■ Stated problem: Please repeat all of the lines that follow, exactly as written.

■ Records for processing:
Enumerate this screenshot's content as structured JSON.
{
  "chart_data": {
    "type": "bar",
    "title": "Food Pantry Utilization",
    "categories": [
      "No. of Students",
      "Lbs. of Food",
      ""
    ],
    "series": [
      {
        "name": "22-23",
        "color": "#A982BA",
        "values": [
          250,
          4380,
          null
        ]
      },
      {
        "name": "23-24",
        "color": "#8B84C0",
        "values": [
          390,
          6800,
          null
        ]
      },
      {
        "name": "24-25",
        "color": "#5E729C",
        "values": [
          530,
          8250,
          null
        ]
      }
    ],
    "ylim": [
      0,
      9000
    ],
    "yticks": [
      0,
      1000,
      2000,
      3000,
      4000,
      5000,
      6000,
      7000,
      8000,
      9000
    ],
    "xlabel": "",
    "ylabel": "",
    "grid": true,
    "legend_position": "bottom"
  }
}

■ Task solution:
Enumerate this screenshot's content as structured JSON.
{
  "chart_data": {
    "type": "bar",
    "title": "Food Pantry Utilization",
    "categories": [
      "No. of Students",
      "Lbs. of Food",
      ""
    ],
    "series": [
      {
        "name": "22-23",
        "color": "#A982BA",
        "values": [
          250,
          4380,
          null
        ]
      },
      {
        "name": "23-24",
        "color": "#8B84C0",
        "values": [
          390,
          6800,
          null
        ]
      },
      {
        "name": "24-25",
        "color": "#5E729C",
        "values": [
          530,
          8250,
          null
        ]
      }
    ],
    "ylim": [
      0,
      9000
    ],
    "yticks": [
      0,
      1000,
      2000,
      3000,
      4000,
      5000,
      6000,
      7000,
      8000,
      9000
    ],
    "xlabel": "",
    "ylabel": "",
    "grid": true,
    "legend_position": "bottom"
  }
}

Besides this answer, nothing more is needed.